DATA LINES –

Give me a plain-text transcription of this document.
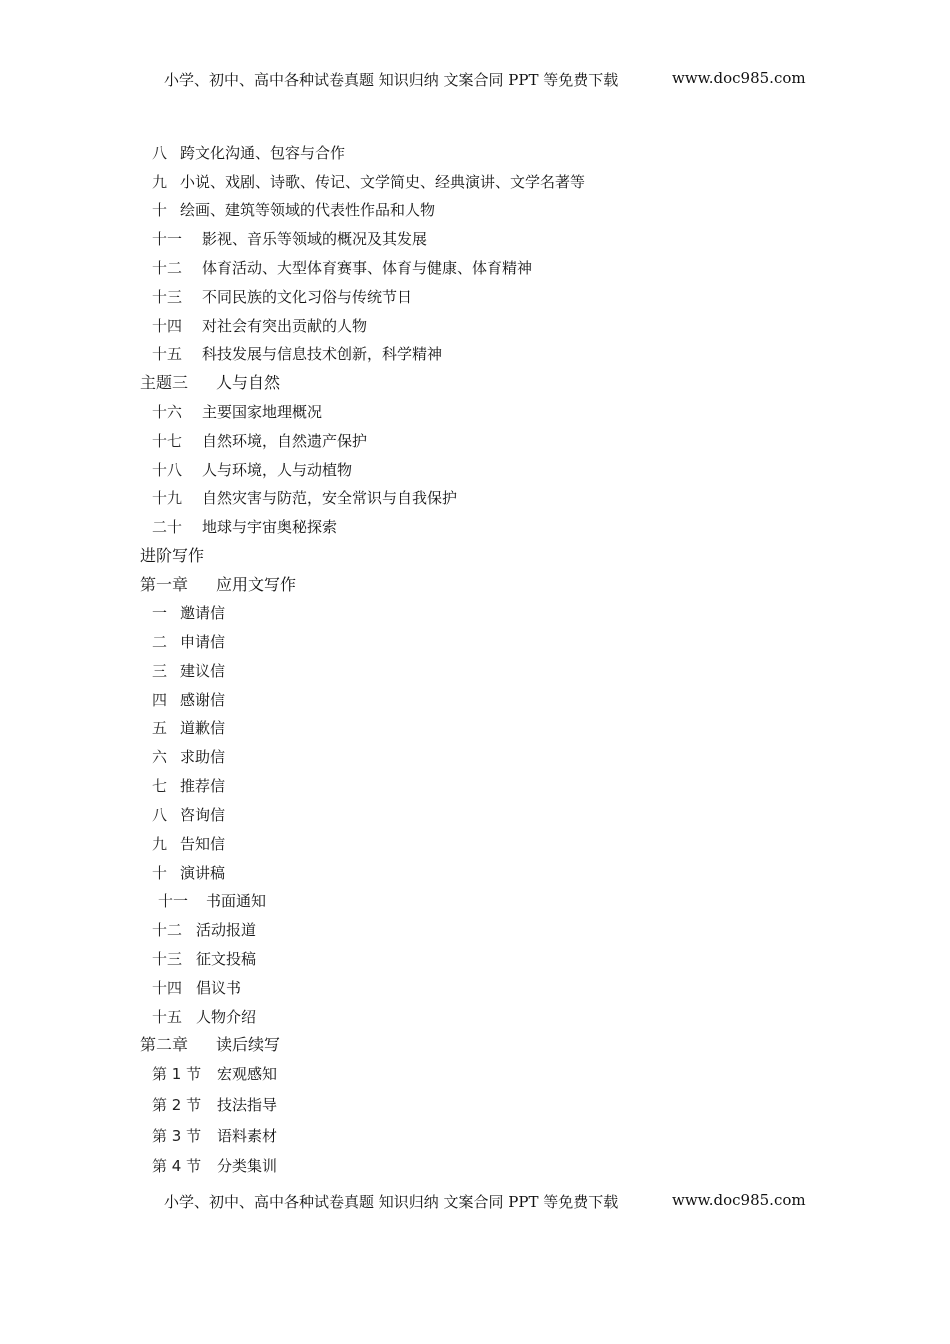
小学、初中、高中各种试卷真题 知识归纳 文案合同 PPT 等免费下载	www.doc985.com
八 跨文化沟通、包容与合作
九 小说、戏剧、诗歌、传记、文学简史、经典演讲、文学名著等
十 绘画、建筑等领域的代表性作品和人物
十一 影视、音乐等领域的概况及其发展
十二 体育活动、大型体育赛事、体育与健康、体育精神
十三 不同民族的文化习俗与传统节日
十四 对社会有突出贡献的人物
十五 科技发展与信息技术创新，科学精神
主题三 人与自然
十六 主要国家地理概况
十七 自然环境，自然遗产保护
十八 人与环境，人与动植物
十九 自然灾害与防范，安全常识与自我保护
二十 地球与宇宙奥秘探索
进阶写作
第一章 应用文写作
一 邀请信
二 申请信
三 建议信
四 感谢信
五 道歉信
六 求助信
七 推荐信
八 咨询信
九 告知信
十 演讲稿
十一 书面通知
十二 活动报道
十三 征文投稿
十四 倡议书
十五 人物介绍
第二章 读后续写
第 1 节 宏观感知
第 2 节 技法指导
第 3 节 语料素材
第 4 节 分类集训
小学、初中、高中各种试卷真题 知识归纳 文案合同 PPT 等免费下载	www.doc985.com
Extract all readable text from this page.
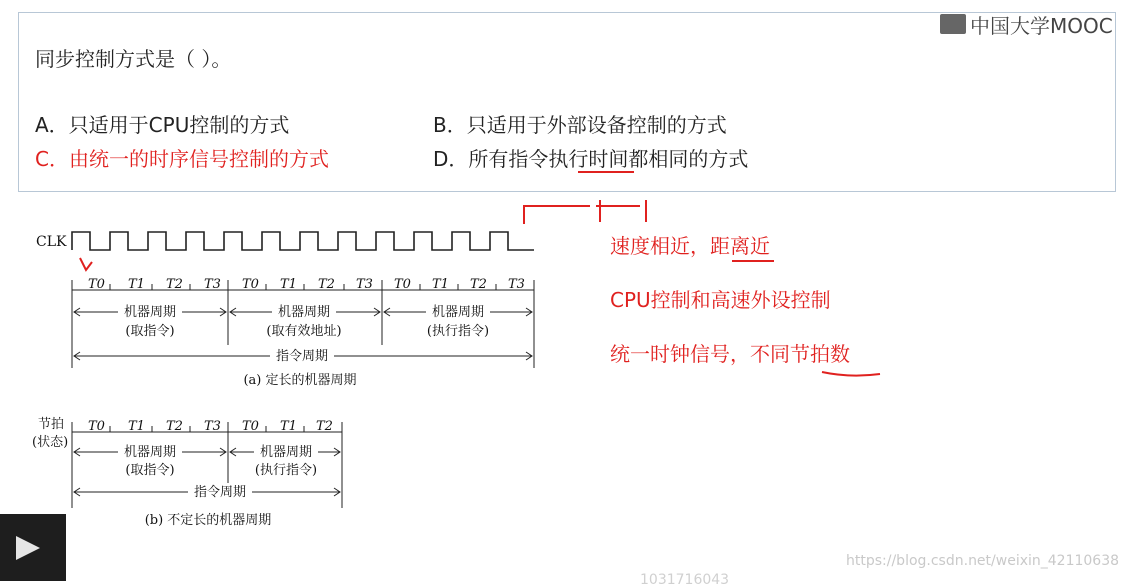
同步控制方式是（ ）。
A．只适用于CPU控制的方式	B．只适用于外部设备控制的方式
C．由统一的时序信号控制的方式	D．所有指令执行时间都相同的方式
中国大学MOOC
速度相近，距离近
CPU控制和高速外设控制
统一时钟信号，不同节拍数
CLK
T0 T1 T2 T3 T0 T1 T2 T3 T0 T1 T2 T3
机器周期
(取指令)
机器周期
(取有效地址)
机器周期
(执行指令)
指令周期
(a) 定长的机器周期
节拍
(状态)
T0 T1 T2 T3 T0 T1 T2
机器周期
(取指令)
机器周期
(执行指令)
指令周期
(b) 不定长的机器周期
https://blog.csdn.net/weixin_42110638
1031716043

INSTRUCTIONS TO FOLLOW –
Write out each entry exactly as given, omitting any picture.

EXERCISE SOLUTION –
Give me a plain-text transcription of this document.
小学、初中、高中各种试卷真题 知识归纳 文案合同 PPT 等免费下载	www.doc985.com
八 跨文化沟通、包容与合作
九 小说、戏剧、诗歌、传记、文学简史、经典演讲、文学名著等
十 绘画、建筑等领域的代表性作品和人物
十一 影视、音乐等领域的概况及其发展
十二 体育活动、大型体育赛事、体育与健康、体育精神
十三 不同民族的文化习俗与传统节日
十四 对社会有突出贡献的人物
十五 科技发展与信息技术创新，科学精神
主题三 人与自然
十六 主要国家地理概况
十七 自然环境，自然遗产保护
十八 人与环境，人与动植物
十九 自然灾害与防范，安全常识与自我保护
二十 地球与宇宙奥秘探索
进阶写作
第一章 应用文写作
一 邀请信
二 申请信
三 建议信
四 感谢信
五 道歉信
六 求助信
七 推荐信
八 咨询信
九 告知信
十 演讲稿
十一 书面通知
十二 活动报道
十三 征文投稿
十四 倡议书
十五 人物介绍
第二章 读后续写
第 1 节 宏观感知
第 2 节 技法指导
第 3 节 语料素材
第 4 节 分类集训
小学、初中、高中各种试卷真题 知识归纳 文案合同 PPT 等免费下载	www.doc985.com
Extract all readable text from this page.
同步控制方式是（ ）。
A．只适用于CPU控制的方式	B．只适用于外部设备控制的方式
C．由统一的时序信号控制的方式	D．所有指令执行时间都相同的方式
中国大学MOOC
速度相近，距离近
CPU控制和高速外设控制
统一时钟信号，不同节拍数
CLK
T0 T1 T2 T3 T0 T1 T2 T3 T0 T1 T2 T3
机器周期
(取指令)
机器周期
(取有效地址)
机器周期
(执行指令)
指令周期
(a) 定长的机器周期
节拍
(状态)
T0 T1 T2 T3 T0 T1 T2
机器周期
(取指令)
机器周期
(执行指令)
指令周期
(b) 不定长的机器周期
https://blog.csdn.net/weixin_42110638
1031716043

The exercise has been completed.